▶ [TASK DESCRIPTION]:
Copy out all lines carrying the word "text".
:: RECORDS FOR THIS EXERCISE
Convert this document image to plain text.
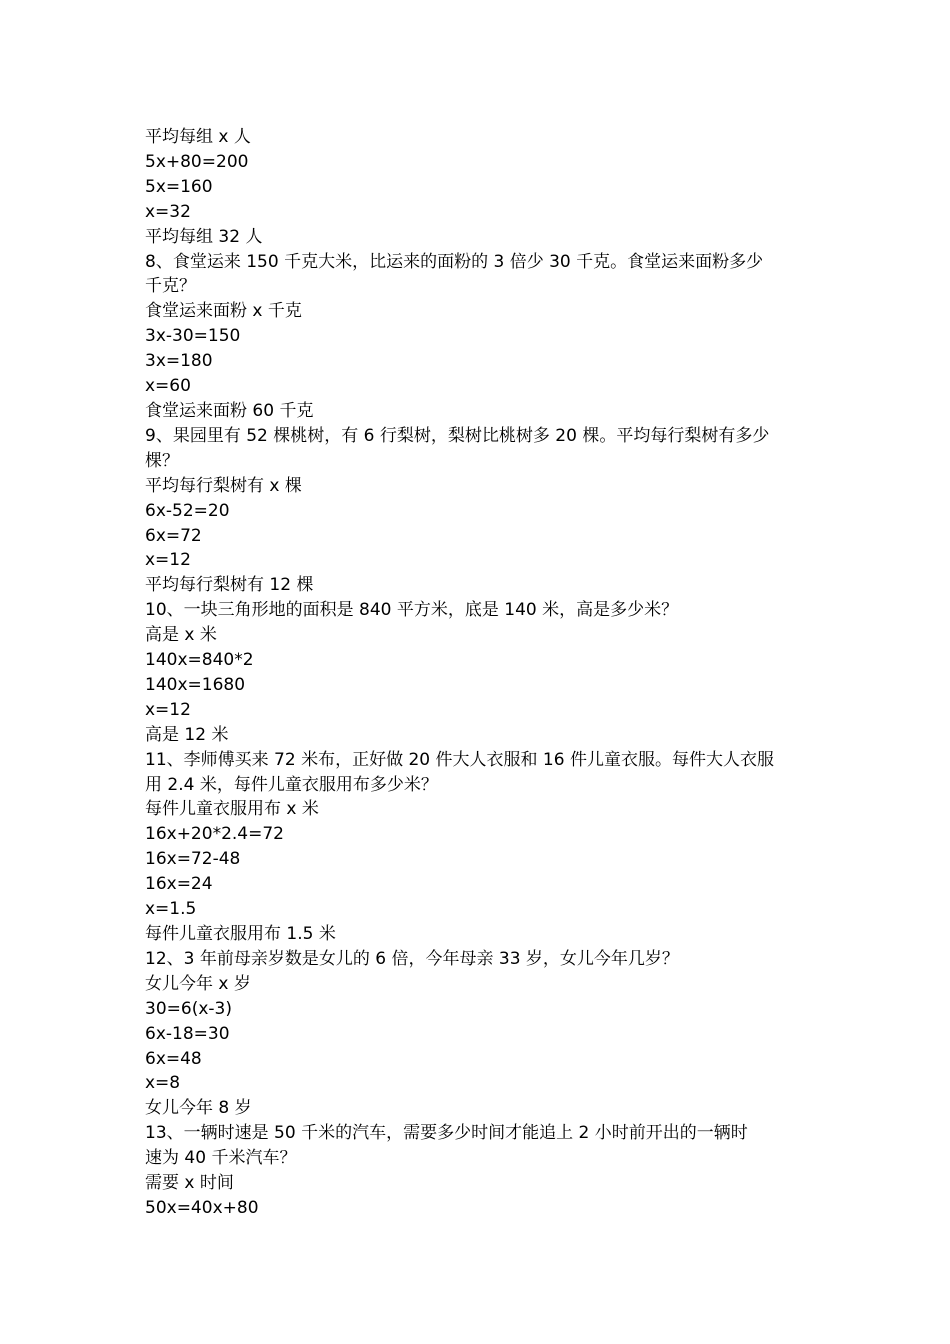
平均每组 x 人

5x+80=200

5x=160

x=32

平均每组 32 人

8、食堂运来 150 千克大米，比运来的面粉的 3 倍少 30 千克。食堂运来面粉多少

千克？

食堂运来面粉 x 千克

3x-30=150

3x=180

x=60

食堂运来面粉 60 千克

9、果园里有 52 棵桃树，有 6 行梨树，梨树比桃树多 20 棵。平均每行梨树有多少

棵？

平均每行梨树有 x 棵

6x-52=20

6x=72

x=12

平均每行梨树有 12 棵

10、一块三角形地的面积是 840 平方米，底是 140 米，高是多少米？

高是 x 米

140x=840*2

140x=1680

x=12

高是 12 米

11、李师傅买来 72 米布，正好做 20 件大人衣服和 16 件儿童衣服。每件大人衣服

用 2.4 米，每件儿童衣服用布多少米？

每件儿童衣服用布 x 米

16x+20*2.4=72

16x=72-48

16x=24

x=1.5

每件儿童衣服用布 1.5 米

12、3 年前母亲岁数是女儿的 6 倍，今年母亲 33 岁，女儿今年几岁？

女儿今年 x 岁

30=6(x-3)

6x-18=30

6x=48

x=8

女儿今年 8 岁

13、一辆时速是 50 千米的汽车，需要多少时间才能追上 2 小时前开出的一辆时

速为 40 千米汽车？

需要 x 时间

50x=40x+80
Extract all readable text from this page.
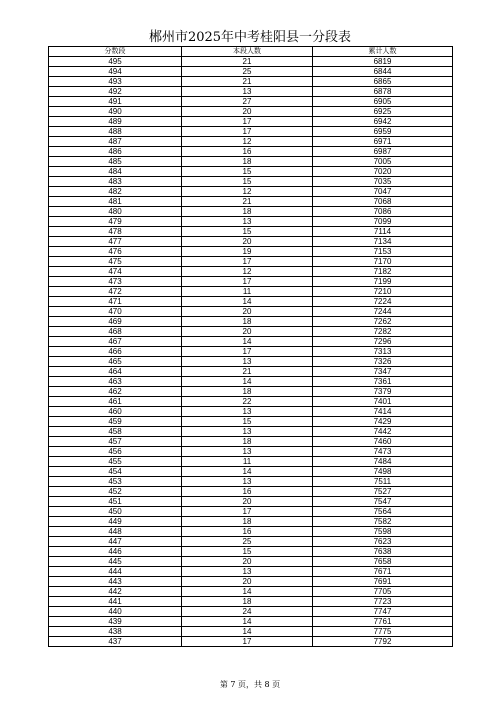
郴州市2025年中考桂阳县一分段表
分数段	本段人数	累计人数
495	21	6819
494	25	6844
493	21	6865
492	13	6878
491	27	6905
490	20	6925
489	17	6942
488	17	6959
487	12	6971
486	16	6987
485	18	7005
484	15	7020
483	15	7035
482	12	7047
481	21	7068
480	18	7086
479	13	7099
478	15	7114
477	20	7134
476	19	7153
475	17	7170
474	12	7182
473	17	7199
472	11	7210
471	14	7224
470	20	7244
469	18	7262
468	20	7282
467	14	7296
466	17	7313
465	13	7326
464	21	7347
463	14	7361
462	18	7379
461	22	7401
460	13	7414
459	15	7429
458	13	7442
457	18	7460
456	13	7473
455	11	7484
454	14	7498
453	13	7511
452	16	7527
451	20	7547
450	17	7564
449	18	7582
448	16	7598
447	25	7623
446	15	7638
445	20	7658
444	13	7671
443	20	7691
442	14	7705
441	18	7723
440	24	7747
439	14	7761
438	14	7775
437	17	7792
第 7 页，共 8 页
::::
▶ [EXERCISE SOLUTION]:
Convert this document image to plain text.
Extract all readable text from this page.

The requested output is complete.